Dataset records

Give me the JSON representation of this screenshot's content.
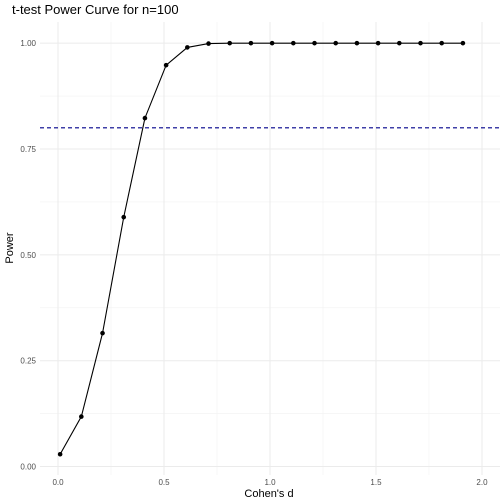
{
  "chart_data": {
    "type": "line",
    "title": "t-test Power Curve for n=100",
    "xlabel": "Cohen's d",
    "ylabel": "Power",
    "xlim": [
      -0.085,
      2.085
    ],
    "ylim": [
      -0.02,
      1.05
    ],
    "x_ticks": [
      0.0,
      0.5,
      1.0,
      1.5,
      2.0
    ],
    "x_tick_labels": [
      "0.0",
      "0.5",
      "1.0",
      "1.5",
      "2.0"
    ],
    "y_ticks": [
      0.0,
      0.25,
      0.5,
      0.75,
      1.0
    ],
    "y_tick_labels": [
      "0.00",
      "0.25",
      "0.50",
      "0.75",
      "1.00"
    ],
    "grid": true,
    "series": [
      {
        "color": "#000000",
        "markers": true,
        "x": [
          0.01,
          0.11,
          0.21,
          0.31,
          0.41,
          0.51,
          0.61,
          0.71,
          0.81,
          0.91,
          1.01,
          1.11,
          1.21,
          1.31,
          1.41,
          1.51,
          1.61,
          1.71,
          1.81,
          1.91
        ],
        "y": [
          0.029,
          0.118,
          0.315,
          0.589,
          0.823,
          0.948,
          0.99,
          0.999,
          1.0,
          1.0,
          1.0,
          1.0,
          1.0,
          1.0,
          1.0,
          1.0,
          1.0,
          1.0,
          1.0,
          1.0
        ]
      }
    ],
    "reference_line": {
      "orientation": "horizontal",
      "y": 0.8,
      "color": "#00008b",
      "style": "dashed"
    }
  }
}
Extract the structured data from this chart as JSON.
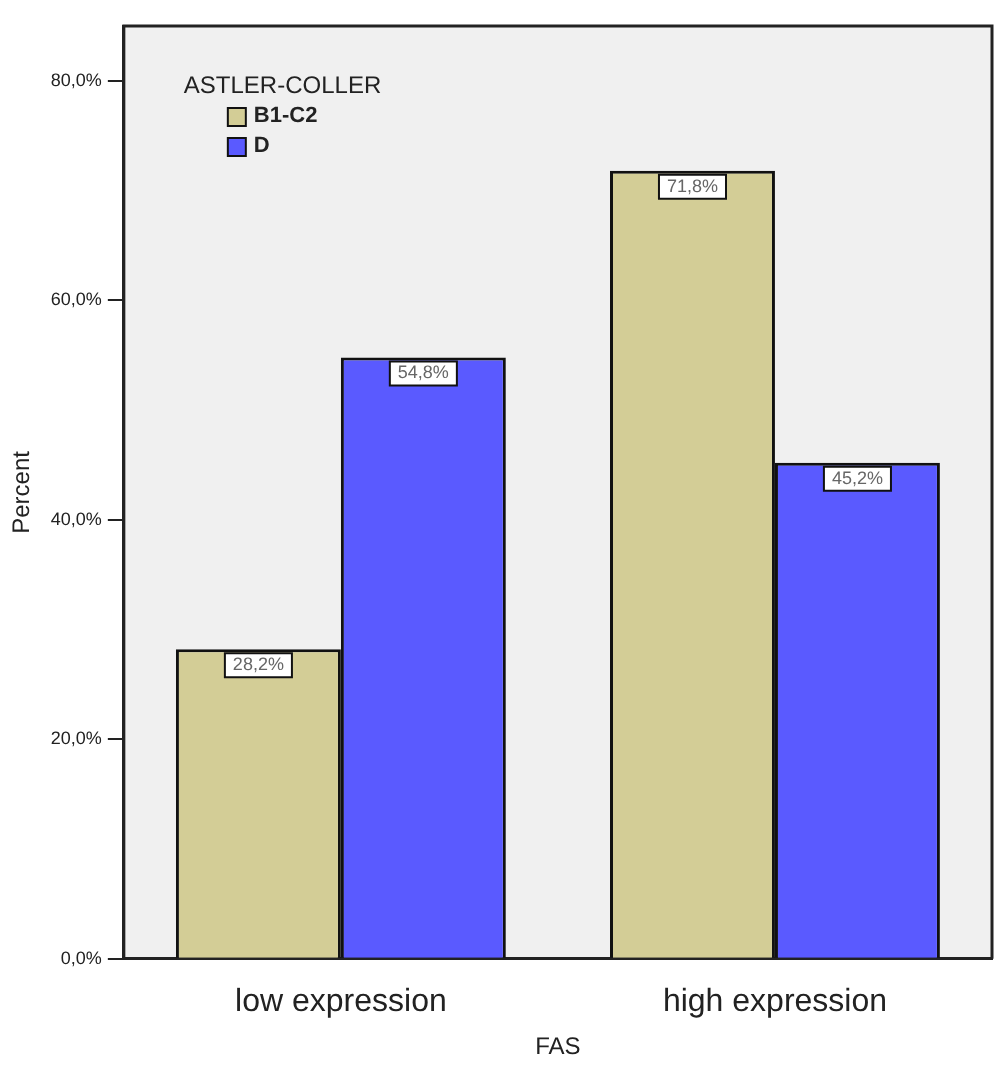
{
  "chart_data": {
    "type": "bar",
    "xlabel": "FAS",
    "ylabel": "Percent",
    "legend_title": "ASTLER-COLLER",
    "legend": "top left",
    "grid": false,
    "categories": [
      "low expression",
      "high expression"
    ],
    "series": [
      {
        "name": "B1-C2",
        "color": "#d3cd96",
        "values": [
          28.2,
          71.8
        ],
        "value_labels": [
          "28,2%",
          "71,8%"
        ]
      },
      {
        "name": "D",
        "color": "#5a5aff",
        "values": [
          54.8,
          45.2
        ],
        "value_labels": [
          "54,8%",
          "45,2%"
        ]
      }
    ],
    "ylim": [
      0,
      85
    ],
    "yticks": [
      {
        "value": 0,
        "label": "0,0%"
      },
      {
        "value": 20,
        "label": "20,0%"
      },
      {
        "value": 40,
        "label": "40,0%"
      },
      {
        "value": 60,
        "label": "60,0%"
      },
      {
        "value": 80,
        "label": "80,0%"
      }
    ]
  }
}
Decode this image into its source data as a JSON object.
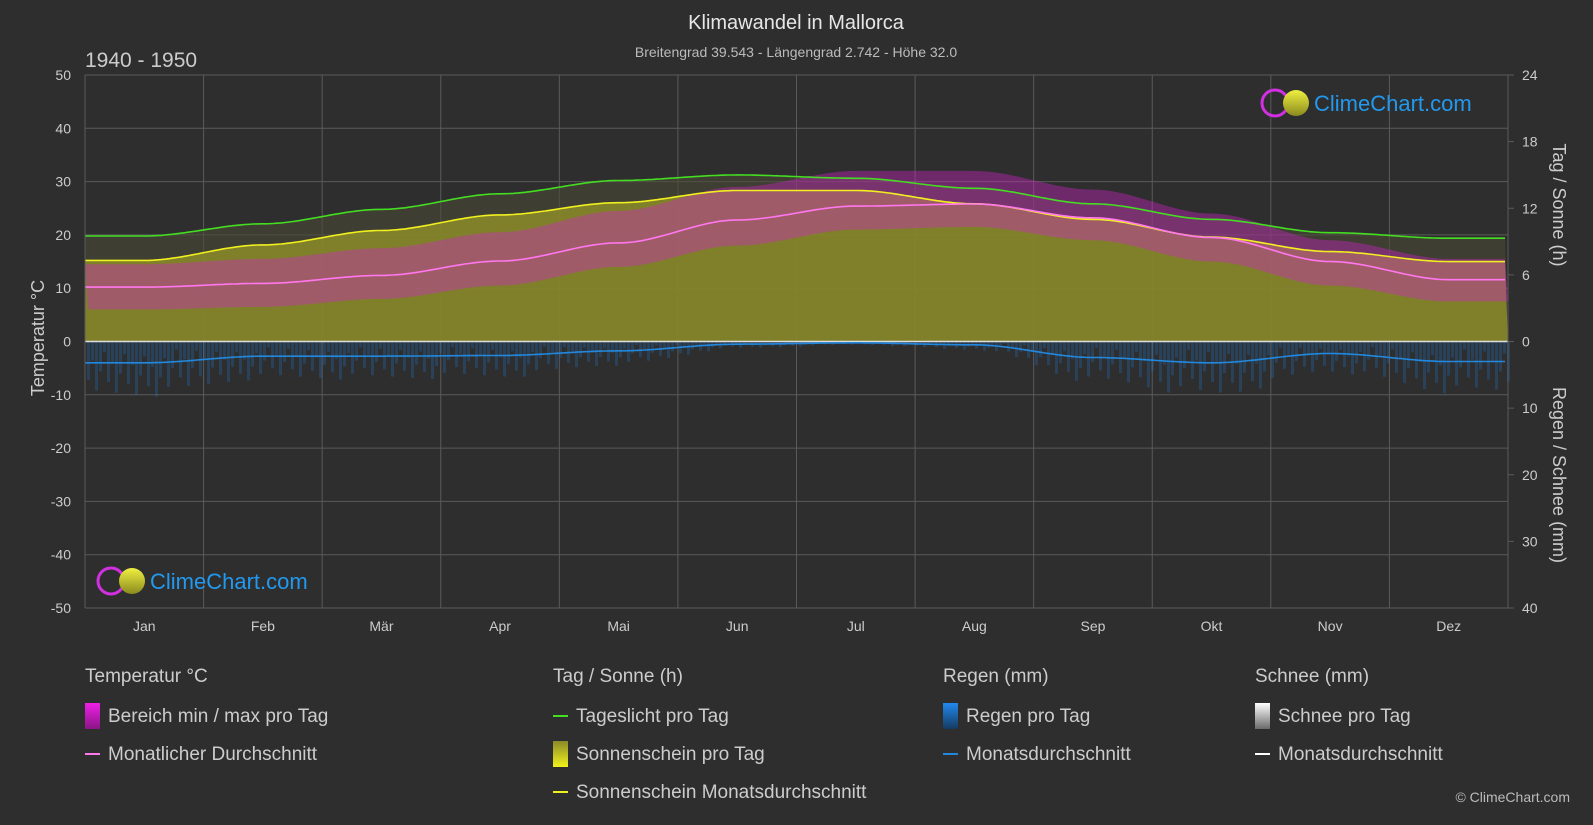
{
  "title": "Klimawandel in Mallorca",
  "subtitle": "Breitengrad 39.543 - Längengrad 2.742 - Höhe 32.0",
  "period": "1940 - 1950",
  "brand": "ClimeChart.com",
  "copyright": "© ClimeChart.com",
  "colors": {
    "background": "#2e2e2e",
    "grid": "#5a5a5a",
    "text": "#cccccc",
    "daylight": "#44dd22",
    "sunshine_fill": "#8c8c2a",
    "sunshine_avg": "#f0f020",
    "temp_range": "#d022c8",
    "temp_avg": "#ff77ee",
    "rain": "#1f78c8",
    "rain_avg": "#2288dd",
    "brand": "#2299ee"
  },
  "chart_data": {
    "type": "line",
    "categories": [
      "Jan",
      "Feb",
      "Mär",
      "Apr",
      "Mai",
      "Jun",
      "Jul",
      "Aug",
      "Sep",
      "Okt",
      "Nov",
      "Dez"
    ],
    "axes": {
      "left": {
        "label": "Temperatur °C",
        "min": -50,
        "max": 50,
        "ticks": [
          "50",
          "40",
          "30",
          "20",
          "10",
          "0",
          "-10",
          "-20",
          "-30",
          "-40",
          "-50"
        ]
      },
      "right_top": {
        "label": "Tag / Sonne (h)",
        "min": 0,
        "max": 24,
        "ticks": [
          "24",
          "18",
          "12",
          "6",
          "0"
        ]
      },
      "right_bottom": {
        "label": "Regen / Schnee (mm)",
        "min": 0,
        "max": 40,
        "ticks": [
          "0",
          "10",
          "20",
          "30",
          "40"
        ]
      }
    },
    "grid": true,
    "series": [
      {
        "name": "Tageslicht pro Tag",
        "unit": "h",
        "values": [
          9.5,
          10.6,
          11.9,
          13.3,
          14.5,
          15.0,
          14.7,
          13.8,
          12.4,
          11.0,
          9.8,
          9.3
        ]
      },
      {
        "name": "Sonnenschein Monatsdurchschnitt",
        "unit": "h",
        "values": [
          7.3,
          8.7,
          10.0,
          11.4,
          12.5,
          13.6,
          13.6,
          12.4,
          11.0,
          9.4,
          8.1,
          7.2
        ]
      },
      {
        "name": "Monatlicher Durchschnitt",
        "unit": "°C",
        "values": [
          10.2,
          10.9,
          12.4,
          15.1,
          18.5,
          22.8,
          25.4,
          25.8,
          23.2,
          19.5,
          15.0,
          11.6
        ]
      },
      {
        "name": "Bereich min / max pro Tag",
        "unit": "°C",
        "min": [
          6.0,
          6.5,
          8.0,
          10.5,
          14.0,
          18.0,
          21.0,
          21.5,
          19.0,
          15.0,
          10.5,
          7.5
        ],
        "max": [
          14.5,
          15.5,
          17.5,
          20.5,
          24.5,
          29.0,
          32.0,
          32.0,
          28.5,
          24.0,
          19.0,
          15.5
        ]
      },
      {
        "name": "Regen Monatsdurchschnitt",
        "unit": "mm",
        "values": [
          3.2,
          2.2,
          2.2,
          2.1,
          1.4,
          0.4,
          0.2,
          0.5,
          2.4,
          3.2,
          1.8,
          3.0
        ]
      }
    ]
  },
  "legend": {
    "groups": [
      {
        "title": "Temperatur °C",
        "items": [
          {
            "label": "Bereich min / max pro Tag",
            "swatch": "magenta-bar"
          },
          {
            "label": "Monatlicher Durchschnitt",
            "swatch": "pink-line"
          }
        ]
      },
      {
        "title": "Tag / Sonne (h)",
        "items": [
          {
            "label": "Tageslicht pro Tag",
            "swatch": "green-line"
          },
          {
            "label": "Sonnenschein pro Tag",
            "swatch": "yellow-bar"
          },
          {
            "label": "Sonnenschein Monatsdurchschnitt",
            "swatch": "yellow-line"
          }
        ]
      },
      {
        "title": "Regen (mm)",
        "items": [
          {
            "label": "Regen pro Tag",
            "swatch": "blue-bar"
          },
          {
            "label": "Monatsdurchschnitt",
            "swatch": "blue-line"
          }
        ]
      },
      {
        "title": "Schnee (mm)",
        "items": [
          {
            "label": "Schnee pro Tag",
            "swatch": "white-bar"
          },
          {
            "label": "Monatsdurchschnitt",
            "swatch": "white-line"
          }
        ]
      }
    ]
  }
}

▸ Task brief:
In the copy, include all records verbatim but no images.

▸ Output:
Give me the JSON representation of this screenshot's content.
{
  "chart_data": {
    "type": "line",
    "title": "t-test Power Curve for n=100",
    "xlabel": "Cohen's d",
    "ylabel": "Power",
    "xlim": [
      -0.085,
      2.085
    ],
    "ylim": [
      -0.02,
      1.05
    ],
    "x_ticks": [
      0.0,
      0.5,
      1.0,
      1.5,
      2.0
    ],
    "x_tick_labels": [
      "0.0",
      "0.5",
      "1.0",
      "1.5",
      "2.0"
    ],
    "y_ticks": [
      0.0,
      0.25,
      0.5,
      0.75,
      1.0
    ],
    "y_tick_labels": [
      "0.00",
      "0.25",
      "0.50",
      "0.75",
      "1.00"
    ],
    "grid": true,
    "series": [
      {
        "color": "#000000",
        "markers": true,
        "x": [
          0.01,
          0.11,
          0.21,
          0.31,
          0.41,
          0.51,
          0.61,
          0.71,
          0.81,
          0.91,
          1.01,
          1.11,
          1.21,
          1.31,
          1.41,
          1.51,
          1.61,
          1.71,
          1.81,
          1.91
        ],
        "y": [
          0.029,
          0.118,
          0.315,
          0.589,
          0.823,
          0.948,
          0.99,
          0.999,
          1.0,
          1.0,
          1.0,
          1.0,
          1.0,
          1.0,
          1.0,
          1.0,
          1.0,
          1.0,
          1.0,
          1.0
        ]
      }
    ],
    "reference_line": {
      "orientation": "horizontal",
      "y": 0.8,
      "color": "#00008b",
      "style": "dashed"
    }
  }
}
Extract the structured data from this chart as JSON.
{
  "chart_data": {
    "type": "bar",
    "xlabel": "FAS",
    "ylabel": "Percent",
    "legend_title": "ASTLER-COLLER",
    "legend": "top left",
    "grid": false,
    "categories": [
      "low expression",
      "high expression"
    ],
    "series": [
      {
        "name": "B1-C2",
        "color": "#d3cd96",
        "values": [
          28.2,
          71.8
        ],
        "value_labels": [
          "28,2%",
          "71,8%"
        ]
      },
      {
        "name": "D",
        "color": "#5a5aff",
        "values": [
          54.8,
          45.2
        ],
        "value_labels": [
          "54,8%",
          "45,2%"
        ]
      }
    ],
    "ylim": [
      0,
      85
    ],
    "yticks": [
      {
        "value": 0,
        "label": "0,0%"
      },
      {
        "value": 20,
        "label": "20,0%"
      },
      {
        "value": 40,
        "label": "40,0%"
      },
      {
        "value": 60,
        "label": "60,0%"
      },
      {
        "value": 80,
        "label": "80,0%"
      }
    ]
  }
}
Decode this image into its source data as a JSON object.
{
  "title": "Klimawandel in Mallorca",
  "subtitle": "Breitengrad 39.543 - Längengrad 2.742 - Höhe 32.0",
  "period": "1940 - 1950",
  "brand": "ClimeChart.com",
  "copyright": "© ClimeChart.com",
  "colors": {
    "background": "#2e2e2e",
    "grid": "#5a5a5a",
    "text": "#cccccc",
    "daylight": "#44dd22",
    "sunshine_fill": "#8c8c2a",
    "sunshine_avg": "#f0f020",
    "temp_range": "#d022c8",
    "temp_avg": "#ff77ee",
    "rain": "#1f78c8",
    "rain_avg": "#2288dd",
    "brand": "#2299ee"
  },
  "chart_data": {
    "type": "line",
    "categories": [
      "Jan",
      "Feb",
      "Mär",
      "Apr",
      "Mai",
      "Jun",
      "Jul",
      "Aug",
      "Sep",
      "Okt",
      "Nov",
      "Dez"
    ],
    "axes": {
      "left": {
        "label": "Temperatur °C",
        "min": -50,
        "max": 50,
        "ticks": [
          "50",
          "40",
          "30",
          "20",
          "10",
          "0",
          "-10",
          "-20",
          "-30",
          "-40",
          "-50"
        ]
      },
      "right_top": {
        "label": "Tag / Sonne (h)",
        "min": 0,
        "max": 24,
        "ticks": [
          "24",
          "18",
          "12",
          "6",
          "0"
        ]
      },
      "right_bottom": {
        "label": "Regen / Schnee (mm)",
        "min": 0,
        "max": 40,
        "ticks": [
          "0",
          "10",
          "20",
          "30",
          "40"
        ]
      }
    },
    "grid": true,
    "series": [
      {
        "name": "Tageslicht pro Tag",
        "unit": "h",
        "values": [
          9.5,
          10.6,
          11.9,
          13.3,
          14.5,
          15.0,
          14.7,
          13.8,
          12.4,
          11.0,
          9.8,
          9.3
        ]
      },
      {
        "name": "Sonnenschein Monatsdurchschnitt",
        "unit": "h",
        "values": [
          7.3,
          8.7,
          10.0,
          11.4,
          12.5,
          13.6,
          13.6,
          12.4,
          11.0,
          9.4,
          8.1,
          7.2
        ]
      },
      {
        "name": "Monatlicher Durchschnitt",
        "unit": "°C",
        "values": [
          10.2,
          10.9,
          12.4,
          15.1,
          18.5,
          22.8,
          25.4,
          25.8,
          23.2,
          19.5,
          15.0,
          11.6
        ]
      },
      {
        "name": "Bereich min / max pro Tag",
        "unit": "°C",
        "min": [
          6.0,
          6.5,
          8.0,
          10.5,
          14.0,
          18.0,
          21.0,
          21.5,
          19.0,
          15.0,
          10.5,
          7.5
        ],
        "max": [
          14.5,
          15.5,
          17.5,
          20.5,
          24.5,
          29.0,
          32.0,
          32.0,
          28.5,
          24.0,
          19.0,
          15.5
        ]
      },
      {
        "name": "Regen Monatsdurchschnitt",
        "unit": "mm",
        "values": [
          3.2,
          2.2,
          2.2,
          2.1,
          1.4,
          0.4,
          0.2,
          0.5,
          2.4,
          3.2,
          1.8,
          3.0
        ]
      }
    ]
  },
  "legend": {
    "groups": [
      {
        "title": "Temperatur °C",
        "items": [
          {
            "label": "Bereich min / max pro Tag",
            "swatch": "magenta-bar"
          },
          {
            "label": "Monatlicher Durchschnitt",
            "swatch": "pink-line"
          }
        ]
      },
      {
        "title": "Tag / Sonne (h)",
        "items": [
          {
            "label": "Tageslicht pro Tag",
            "swatch": "green-line"
          },
          {
            "label": "Sonnenschein pro Tag",
            "swatch": "yellow-bar"
          },
          {
            "label": "Sonnenschein Monatsdurchschnitt",
            "swatch": "yellow-line"
          }
        ]
      },
      {
        "title": "Regen (mm)",
        "items": [
          {
            "label": "Regen pro Tag",
            "swatch": "blue-bar"
          },
          {
            "label": "Monatsdurchschnitt",
            "swatch": "blue-line"
          }
        ]
      },
      {
        "title": "Schnee (mm)",
        "items": [
          {
            "label": "Schnee pro Tag",
            "swatch": "white-bar"
          },
          {
            "label": "Monatsdurchschnitt",
            "swatch": "white-line"
          }
        ]
      }
    ]
  }
}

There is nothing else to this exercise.